**Exercise brief:** Take every line from the listing below that contains "chỉnh".

**Supplied material:**
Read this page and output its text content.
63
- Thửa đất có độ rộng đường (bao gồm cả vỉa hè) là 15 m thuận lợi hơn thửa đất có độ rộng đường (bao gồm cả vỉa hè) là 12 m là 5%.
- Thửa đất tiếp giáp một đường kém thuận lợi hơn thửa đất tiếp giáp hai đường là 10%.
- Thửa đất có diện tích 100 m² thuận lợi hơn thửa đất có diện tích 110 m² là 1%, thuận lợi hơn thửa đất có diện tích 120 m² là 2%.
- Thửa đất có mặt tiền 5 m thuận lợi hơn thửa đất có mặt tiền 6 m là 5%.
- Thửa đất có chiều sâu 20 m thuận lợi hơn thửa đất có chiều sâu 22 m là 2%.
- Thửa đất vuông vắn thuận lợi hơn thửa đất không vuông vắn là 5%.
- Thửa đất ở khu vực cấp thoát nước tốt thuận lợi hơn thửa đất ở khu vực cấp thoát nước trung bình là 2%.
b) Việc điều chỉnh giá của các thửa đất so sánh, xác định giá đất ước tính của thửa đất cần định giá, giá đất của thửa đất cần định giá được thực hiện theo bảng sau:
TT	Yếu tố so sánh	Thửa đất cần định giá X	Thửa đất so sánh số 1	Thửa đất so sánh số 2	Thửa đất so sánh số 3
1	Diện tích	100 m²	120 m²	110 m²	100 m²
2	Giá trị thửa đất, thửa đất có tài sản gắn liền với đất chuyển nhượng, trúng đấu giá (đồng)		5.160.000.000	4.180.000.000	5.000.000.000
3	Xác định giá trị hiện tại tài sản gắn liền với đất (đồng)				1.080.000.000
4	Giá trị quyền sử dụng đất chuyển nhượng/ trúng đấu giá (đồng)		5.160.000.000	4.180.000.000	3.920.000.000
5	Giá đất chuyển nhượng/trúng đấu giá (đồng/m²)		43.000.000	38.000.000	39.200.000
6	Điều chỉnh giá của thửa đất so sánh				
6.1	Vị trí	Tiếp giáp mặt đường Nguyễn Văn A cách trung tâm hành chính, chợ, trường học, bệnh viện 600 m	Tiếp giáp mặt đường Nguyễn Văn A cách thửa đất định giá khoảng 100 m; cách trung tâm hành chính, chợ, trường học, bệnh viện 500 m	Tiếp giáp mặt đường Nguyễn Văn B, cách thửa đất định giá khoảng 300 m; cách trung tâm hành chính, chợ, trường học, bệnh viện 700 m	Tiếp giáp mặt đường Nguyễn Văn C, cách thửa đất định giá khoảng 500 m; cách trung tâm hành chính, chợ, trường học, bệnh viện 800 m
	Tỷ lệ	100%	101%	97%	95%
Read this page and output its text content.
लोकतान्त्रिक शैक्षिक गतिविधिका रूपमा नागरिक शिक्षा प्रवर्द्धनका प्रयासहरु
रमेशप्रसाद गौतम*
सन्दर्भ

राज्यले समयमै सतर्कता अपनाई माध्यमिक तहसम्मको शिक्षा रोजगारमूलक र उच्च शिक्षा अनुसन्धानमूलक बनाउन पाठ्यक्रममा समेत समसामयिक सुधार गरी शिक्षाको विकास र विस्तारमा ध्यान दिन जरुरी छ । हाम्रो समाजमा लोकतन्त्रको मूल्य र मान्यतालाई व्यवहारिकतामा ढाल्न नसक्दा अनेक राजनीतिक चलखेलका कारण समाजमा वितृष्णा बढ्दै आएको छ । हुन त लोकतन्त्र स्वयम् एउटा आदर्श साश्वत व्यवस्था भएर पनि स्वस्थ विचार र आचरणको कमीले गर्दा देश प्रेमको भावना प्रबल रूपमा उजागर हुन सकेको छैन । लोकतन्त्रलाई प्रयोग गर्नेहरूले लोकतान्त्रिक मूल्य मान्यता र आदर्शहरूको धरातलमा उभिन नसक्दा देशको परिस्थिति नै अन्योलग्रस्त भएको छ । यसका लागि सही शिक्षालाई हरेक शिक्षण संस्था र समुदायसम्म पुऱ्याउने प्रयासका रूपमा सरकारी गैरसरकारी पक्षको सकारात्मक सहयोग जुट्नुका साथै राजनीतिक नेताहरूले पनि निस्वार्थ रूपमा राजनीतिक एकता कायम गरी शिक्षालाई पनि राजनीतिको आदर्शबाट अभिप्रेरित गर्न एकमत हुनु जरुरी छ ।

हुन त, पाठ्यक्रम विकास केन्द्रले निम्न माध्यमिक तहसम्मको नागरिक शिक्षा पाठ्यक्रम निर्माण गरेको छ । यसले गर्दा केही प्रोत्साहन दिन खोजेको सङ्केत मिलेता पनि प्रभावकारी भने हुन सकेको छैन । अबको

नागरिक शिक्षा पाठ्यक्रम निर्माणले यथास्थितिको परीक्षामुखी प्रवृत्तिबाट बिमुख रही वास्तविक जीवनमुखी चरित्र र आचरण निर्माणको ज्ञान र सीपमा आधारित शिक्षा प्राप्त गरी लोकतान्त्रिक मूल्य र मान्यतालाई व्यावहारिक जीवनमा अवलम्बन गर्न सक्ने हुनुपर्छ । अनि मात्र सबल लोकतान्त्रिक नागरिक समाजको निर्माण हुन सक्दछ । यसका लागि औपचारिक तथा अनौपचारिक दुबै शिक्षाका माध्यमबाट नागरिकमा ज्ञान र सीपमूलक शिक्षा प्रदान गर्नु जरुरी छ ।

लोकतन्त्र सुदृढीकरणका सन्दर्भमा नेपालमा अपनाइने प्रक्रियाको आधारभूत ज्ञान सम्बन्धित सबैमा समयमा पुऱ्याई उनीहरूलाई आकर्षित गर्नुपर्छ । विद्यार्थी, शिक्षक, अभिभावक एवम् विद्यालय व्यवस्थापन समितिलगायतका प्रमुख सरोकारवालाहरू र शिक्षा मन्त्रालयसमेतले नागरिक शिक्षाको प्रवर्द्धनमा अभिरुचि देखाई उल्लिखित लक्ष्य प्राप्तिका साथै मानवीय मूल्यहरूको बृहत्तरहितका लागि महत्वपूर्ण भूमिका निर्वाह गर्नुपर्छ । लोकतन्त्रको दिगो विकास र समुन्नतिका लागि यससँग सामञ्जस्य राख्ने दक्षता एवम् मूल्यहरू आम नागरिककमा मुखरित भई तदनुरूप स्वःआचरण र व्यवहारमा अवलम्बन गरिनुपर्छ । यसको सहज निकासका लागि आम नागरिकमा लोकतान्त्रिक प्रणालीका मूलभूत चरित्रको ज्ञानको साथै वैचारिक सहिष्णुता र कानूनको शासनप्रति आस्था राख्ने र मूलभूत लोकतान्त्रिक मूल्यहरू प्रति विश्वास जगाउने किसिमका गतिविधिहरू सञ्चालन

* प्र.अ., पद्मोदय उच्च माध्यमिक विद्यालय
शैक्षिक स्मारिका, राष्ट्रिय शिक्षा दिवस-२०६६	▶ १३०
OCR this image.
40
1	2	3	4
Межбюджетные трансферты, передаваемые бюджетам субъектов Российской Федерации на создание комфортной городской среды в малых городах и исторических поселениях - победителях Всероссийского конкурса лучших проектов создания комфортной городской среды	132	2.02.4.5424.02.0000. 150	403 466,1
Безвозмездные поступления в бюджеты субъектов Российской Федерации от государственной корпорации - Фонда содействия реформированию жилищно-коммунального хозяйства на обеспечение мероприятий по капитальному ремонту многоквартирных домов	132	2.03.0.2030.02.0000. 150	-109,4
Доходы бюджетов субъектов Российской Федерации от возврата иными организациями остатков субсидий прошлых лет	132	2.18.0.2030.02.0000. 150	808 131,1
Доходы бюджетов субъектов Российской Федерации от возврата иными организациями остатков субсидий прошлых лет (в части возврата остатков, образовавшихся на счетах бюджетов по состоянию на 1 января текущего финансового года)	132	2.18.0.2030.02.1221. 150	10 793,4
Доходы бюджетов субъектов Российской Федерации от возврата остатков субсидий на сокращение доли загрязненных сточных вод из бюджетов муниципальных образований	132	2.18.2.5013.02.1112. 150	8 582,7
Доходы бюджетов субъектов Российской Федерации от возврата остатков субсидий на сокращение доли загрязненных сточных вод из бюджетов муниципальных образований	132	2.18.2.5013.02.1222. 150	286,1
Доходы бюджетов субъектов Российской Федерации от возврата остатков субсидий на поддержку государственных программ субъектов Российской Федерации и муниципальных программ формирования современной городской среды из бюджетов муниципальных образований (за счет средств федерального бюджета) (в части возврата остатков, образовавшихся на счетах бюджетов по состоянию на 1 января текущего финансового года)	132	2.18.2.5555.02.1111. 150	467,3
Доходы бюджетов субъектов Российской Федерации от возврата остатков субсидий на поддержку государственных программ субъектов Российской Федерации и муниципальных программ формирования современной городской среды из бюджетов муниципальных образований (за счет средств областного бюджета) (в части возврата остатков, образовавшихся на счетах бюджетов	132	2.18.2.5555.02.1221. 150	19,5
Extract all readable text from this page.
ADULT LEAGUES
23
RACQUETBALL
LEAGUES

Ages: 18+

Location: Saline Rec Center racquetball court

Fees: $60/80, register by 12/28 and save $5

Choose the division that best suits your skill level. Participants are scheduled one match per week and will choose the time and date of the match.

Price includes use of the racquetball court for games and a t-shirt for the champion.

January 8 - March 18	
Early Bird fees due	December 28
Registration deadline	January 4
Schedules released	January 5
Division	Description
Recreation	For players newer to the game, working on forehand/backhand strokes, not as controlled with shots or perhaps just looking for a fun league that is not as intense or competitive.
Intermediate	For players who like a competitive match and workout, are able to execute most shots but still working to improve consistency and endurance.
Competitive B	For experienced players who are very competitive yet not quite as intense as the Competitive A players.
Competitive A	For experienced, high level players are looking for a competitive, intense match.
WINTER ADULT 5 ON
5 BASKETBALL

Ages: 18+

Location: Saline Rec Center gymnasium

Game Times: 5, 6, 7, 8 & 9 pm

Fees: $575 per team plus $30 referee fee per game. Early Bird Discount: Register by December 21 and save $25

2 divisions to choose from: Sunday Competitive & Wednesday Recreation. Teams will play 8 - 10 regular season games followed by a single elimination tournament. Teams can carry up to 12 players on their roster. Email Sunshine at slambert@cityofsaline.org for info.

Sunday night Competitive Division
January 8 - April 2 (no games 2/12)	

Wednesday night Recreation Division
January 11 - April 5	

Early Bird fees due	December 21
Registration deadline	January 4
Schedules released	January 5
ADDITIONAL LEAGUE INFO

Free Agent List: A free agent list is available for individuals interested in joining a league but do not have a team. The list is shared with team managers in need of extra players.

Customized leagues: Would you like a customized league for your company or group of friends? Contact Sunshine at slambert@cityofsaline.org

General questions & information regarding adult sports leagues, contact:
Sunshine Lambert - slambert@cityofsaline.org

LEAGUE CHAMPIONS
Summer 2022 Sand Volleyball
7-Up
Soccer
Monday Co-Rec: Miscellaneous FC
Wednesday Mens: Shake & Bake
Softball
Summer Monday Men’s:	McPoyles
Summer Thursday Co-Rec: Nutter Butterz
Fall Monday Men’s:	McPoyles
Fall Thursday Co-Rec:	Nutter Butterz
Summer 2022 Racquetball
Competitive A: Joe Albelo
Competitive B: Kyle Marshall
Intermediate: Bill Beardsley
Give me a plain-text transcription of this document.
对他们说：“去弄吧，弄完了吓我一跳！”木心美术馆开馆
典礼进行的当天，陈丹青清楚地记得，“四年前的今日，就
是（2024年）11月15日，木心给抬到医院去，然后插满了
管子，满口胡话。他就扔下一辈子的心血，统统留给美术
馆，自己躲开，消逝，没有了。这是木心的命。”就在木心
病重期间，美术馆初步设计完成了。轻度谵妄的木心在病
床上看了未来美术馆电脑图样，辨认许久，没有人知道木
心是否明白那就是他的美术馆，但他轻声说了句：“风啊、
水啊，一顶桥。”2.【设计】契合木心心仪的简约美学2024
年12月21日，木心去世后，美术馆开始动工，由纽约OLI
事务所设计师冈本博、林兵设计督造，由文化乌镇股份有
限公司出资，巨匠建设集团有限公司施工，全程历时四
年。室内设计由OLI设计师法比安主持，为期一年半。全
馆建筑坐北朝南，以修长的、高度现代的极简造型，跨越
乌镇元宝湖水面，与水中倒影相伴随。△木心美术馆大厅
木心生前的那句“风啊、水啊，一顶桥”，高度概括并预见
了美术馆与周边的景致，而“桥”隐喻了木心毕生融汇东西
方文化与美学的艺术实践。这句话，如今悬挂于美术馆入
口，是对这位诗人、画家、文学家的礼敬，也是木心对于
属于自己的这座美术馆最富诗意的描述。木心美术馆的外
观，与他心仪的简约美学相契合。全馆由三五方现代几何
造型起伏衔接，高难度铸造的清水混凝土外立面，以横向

**Correct response:**
b) Việc điều chỉnh giá của các thửa đất so sánh, xác định giá đất ước tính của thửa đất cần định giá, giá đất của thửa đất cần định giá được thực hiện theo bảng sau:
6	Điều chỉnh giá của thửa đất so sánh				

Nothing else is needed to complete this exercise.